* Collected data entries:
■ ■ ■ ■ ■ ■ ■
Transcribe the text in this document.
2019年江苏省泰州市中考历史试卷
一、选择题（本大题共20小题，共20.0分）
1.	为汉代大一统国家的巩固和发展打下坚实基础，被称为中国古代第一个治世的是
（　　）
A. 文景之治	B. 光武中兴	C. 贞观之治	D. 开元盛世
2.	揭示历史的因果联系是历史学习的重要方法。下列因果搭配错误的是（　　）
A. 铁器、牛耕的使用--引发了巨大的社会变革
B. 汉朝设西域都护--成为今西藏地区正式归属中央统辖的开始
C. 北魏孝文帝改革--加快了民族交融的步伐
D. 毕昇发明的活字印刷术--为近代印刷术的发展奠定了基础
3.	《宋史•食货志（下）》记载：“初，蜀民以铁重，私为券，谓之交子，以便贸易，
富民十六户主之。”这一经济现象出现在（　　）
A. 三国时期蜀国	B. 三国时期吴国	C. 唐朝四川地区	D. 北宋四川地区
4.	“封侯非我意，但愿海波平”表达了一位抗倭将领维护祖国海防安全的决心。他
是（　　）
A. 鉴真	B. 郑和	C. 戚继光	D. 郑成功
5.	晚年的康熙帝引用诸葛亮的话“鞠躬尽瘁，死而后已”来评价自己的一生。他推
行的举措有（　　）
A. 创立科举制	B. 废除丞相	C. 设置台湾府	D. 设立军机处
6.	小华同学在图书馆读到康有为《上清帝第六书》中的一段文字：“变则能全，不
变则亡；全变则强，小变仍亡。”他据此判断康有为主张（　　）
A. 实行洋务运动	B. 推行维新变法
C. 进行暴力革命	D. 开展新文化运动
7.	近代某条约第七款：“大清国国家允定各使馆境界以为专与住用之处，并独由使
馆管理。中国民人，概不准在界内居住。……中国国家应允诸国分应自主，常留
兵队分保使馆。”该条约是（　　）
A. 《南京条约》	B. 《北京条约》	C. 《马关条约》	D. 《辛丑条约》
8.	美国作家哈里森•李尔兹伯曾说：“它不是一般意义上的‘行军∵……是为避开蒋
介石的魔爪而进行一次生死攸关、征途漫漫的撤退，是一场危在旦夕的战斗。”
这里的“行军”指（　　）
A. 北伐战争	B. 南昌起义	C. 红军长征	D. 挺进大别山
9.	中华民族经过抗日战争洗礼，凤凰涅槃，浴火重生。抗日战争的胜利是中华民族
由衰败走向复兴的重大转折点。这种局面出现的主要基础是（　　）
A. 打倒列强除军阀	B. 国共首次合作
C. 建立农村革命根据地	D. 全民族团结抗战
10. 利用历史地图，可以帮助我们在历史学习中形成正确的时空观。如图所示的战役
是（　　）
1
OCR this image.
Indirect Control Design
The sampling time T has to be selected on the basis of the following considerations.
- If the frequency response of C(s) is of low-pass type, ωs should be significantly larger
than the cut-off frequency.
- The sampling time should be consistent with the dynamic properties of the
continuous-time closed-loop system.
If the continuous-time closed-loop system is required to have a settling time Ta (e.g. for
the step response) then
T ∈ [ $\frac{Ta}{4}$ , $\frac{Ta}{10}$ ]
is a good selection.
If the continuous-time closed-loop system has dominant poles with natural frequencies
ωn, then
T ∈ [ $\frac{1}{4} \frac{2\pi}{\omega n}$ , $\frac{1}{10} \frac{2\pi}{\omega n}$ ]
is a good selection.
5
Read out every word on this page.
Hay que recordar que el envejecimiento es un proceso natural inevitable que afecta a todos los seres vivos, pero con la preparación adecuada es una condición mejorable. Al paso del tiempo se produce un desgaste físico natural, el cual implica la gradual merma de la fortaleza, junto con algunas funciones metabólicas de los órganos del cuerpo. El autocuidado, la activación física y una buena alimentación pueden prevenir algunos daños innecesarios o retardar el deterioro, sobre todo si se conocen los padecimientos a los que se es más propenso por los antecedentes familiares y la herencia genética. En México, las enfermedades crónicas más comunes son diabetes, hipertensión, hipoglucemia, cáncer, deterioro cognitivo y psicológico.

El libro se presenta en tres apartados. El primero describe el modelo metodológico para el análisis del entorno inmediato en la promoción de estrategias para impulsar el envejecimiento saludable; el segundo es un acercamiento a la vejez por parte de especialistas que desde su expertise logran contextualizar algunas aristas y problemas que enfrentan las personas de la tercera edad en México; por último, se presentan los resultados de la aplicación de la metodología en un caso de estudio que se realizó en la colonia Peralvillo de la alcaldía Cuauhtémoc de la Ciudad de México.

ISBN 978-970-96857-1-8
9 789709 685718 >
■ ■ ■ ■ ■ ■ ■
* Exercise prompt: Look above for the line that holds "Read out every word on this page.", then copy it and each line after it exactly, through the last line of the data.

* Solution for this exercise:
Read out every word on this page.
Hay que recordar que el envejecimiento es un proceso natural inevitable que afecta a todos los seres vivos, pero con la preparación adecuada es una condición mejorable. Al paso del tiempo se produce un desgaste físico natural, el cual implica la gradual merma de la fortaleza, junto con algunas funciones metabólicas de los órganos del cuerpo. El autocuidado, la activación física y una buena alimentación pueden prevenir algunos daños innecesarios o retardar el deterioro, sobre todo si se conocen los padecimientos a los que se es más propenso por los antecedentes familiares y la herencia genética. En México, las enfermedades crónicas más comunes son diabetes, hipertensión, hipoglucemia, cáncer, deterioro cognitivo y psicológico.

El libro se presenta en tres apartados. El primero describe el modelo metodológico para el análisis del entorno inmediato en la promoción de estrategias para impulsar el envejecimiento saludable; el segundo es un acercamiento a la vejez por parte de especialistas que desde su expertise logran contextualizar algunas aristas y problemas que enfrentan las personas de la tercera edad en México; por último, se presentan los resultados de la aplicación de la metodología en un caso de estudio que se realizó en la colonia Peralvillo de la alcaldía Cuauhtémoc de la Ciudad de México.

ISBN 978-970-96857-1-8
9 789709 685718 >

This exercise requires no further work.